### Objective
Extract each line where the string "Sergey" shows up.

### Records shown
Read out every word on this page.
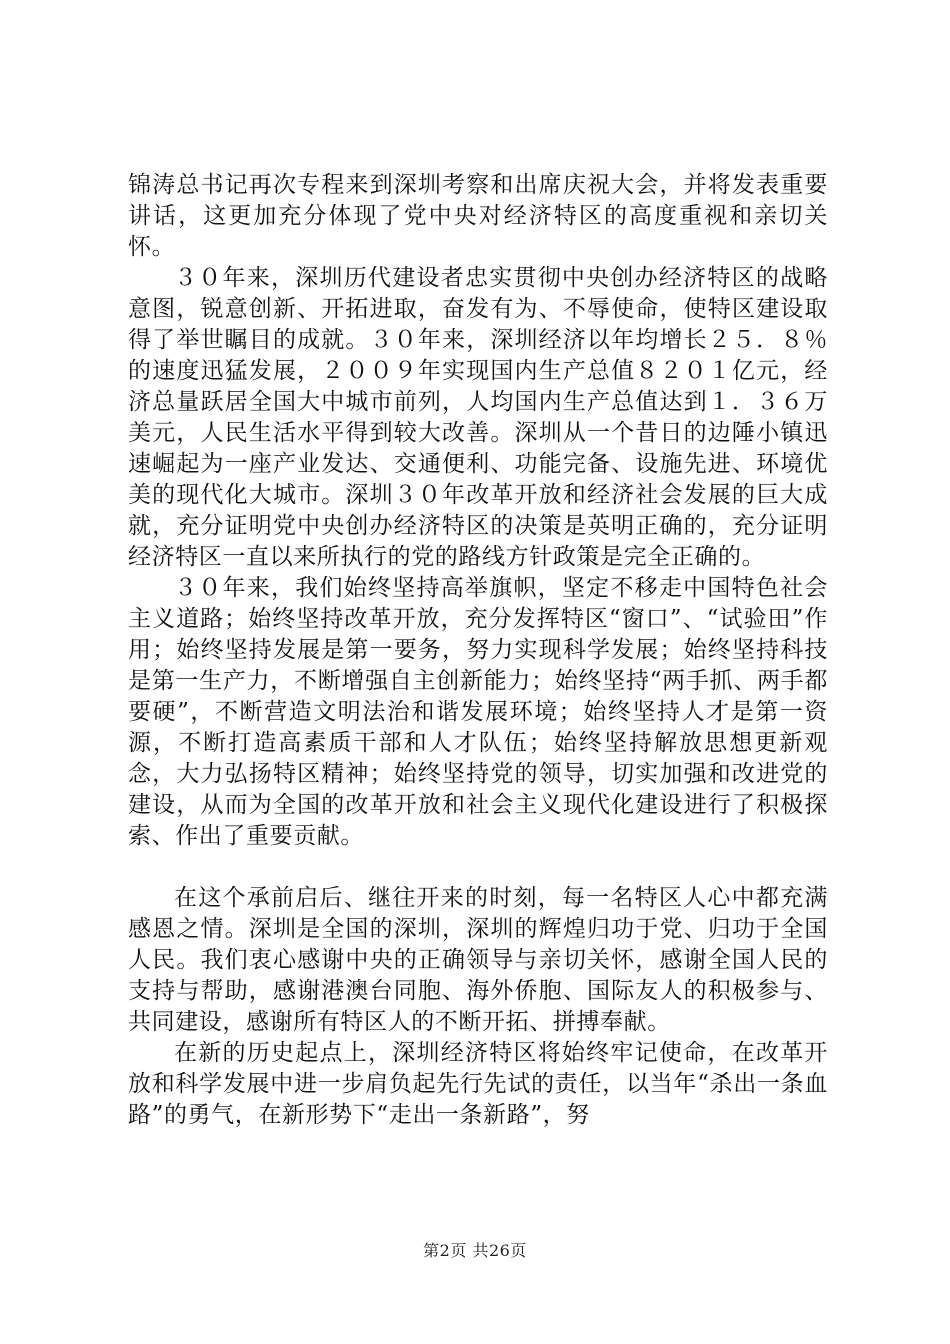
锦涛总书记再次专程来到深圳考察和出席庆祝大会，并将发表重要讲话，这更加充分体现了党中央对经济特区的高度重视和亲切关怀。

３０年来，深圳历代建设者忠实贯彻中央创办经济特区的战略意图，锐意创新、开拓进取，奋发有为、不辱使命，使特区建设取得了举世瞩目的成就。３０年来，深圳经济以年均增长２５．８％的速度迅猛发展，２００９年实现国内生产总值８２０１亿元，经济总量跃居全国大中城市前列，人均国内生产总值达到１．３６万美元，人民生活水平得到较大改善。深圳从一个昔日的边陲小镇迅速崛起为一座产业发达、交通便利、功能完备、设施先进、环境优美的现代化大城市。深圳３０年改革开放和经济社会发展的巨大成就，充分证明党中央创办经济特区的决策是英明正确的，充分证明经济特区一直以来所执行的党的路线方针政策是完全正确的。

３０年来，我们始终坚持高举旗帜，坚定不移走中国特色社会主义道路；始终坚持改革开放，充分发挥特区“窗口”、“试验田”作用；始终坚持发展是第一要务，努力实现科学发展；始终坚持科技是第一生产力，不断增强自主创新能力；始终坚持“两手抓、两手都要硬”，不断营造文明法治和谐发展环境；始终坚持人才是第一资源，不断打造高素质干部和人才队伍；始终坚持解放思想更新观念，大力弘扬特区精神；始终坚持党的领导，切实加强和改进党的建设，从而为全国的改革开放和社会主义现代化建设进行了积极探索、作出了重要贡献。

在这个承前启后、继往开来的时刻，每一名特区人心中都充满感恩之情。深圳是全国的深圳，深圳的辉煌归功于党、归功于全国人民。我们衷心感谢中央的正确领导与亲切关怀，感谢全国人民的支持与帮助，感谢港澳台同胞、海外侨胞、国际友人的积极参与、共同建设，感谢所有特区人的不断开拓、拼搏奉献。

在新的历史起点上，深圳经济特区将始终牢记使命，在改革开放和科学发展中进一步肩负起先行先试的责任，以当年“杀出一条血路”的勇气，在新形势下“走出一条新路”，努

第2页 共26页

==

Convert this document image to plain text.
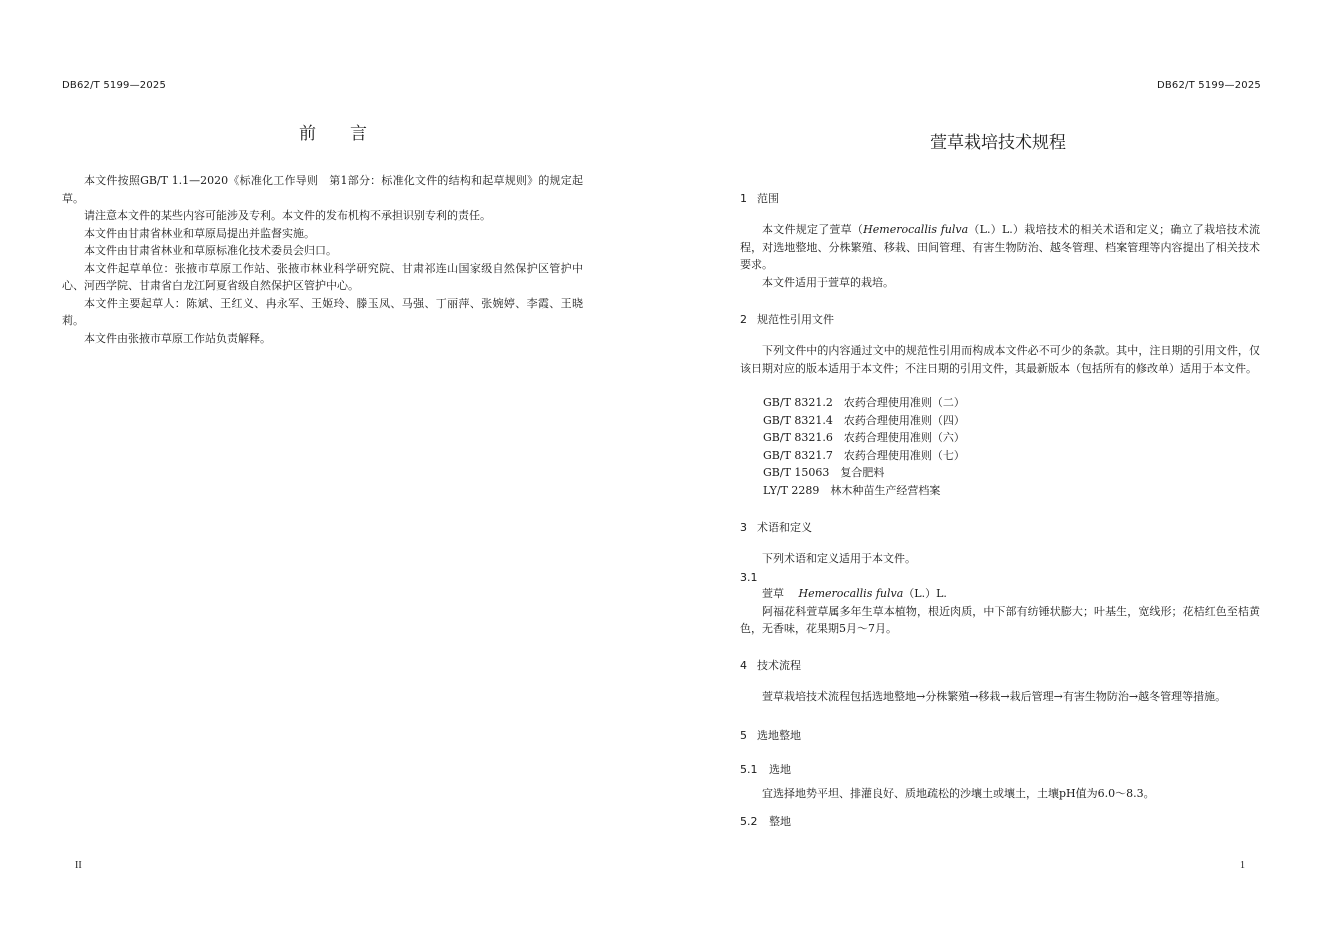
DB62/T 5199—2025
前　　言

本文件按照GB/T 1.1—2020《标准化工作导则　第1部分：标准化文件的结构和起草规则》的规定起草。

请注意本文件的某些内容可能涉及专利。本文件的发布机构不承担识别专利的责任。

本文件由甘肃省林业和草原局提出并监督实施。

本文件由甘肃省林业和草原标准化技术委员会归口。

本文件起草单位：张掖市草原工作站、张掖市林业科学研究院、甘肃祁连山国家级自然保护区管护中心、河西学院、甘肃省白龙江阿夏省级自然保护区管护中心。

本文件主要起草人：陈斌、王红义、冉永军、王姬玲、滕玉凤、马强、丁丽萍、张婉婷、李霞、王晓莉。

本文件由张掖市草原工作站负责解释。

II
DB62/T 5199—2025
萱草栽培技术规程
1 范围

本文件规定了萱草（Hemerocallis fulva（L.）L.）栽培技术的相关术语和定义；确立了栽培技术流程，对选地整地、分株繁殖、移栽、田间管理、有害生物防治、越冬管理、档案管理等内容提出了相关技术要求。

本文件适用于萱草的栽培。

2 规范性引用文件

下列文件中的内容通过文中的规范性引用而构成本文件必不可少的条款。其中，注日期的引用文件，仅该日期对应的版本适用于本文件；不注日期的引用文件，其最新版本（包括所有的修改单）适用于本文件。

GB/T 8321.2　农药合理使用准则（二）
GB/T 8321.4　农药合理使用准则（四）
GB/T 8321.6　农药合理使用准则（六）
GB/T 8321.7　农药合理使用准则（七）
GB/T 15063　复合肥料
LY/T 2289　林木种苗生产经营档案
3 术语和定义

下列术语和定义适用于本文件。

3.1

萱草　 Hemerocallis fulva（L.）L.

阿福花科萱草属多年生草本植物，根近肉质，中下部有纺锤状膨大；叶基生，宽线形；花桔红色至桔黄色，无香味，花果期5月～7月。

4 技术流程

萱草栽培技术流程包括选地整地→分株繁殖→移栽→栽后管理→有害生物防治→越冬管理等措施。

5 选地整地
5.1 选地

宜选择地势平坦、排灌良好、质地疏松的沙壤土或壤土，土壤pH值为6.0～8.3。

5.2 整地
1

---

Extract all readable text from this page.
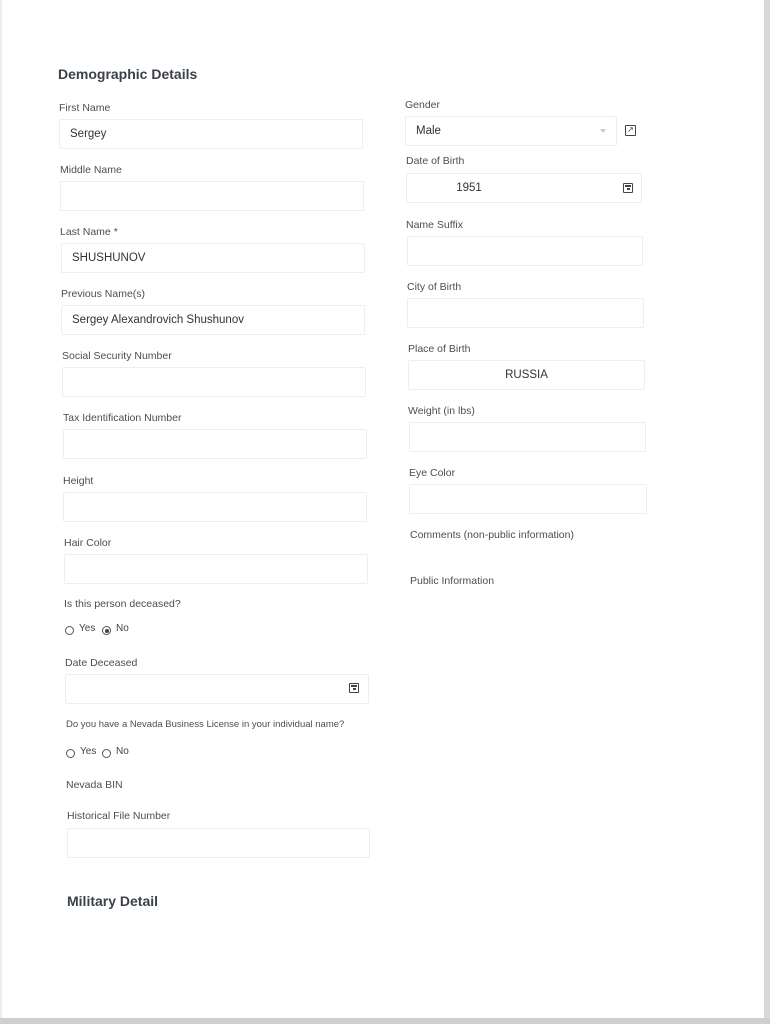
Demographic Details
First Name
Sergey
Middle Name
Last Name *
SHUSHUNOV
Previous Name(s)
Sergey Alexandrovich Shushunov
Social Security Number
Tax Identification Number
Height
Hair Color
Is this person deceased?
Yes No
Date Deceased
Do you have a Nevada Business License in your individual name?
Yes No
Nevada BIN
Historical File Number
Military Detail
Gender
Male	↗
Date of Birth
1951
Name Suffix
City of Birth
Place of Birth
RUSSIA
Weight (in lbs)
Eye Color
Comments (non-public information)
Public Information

### Written solution
Sergey
Sergey Alexandrovich Shushunov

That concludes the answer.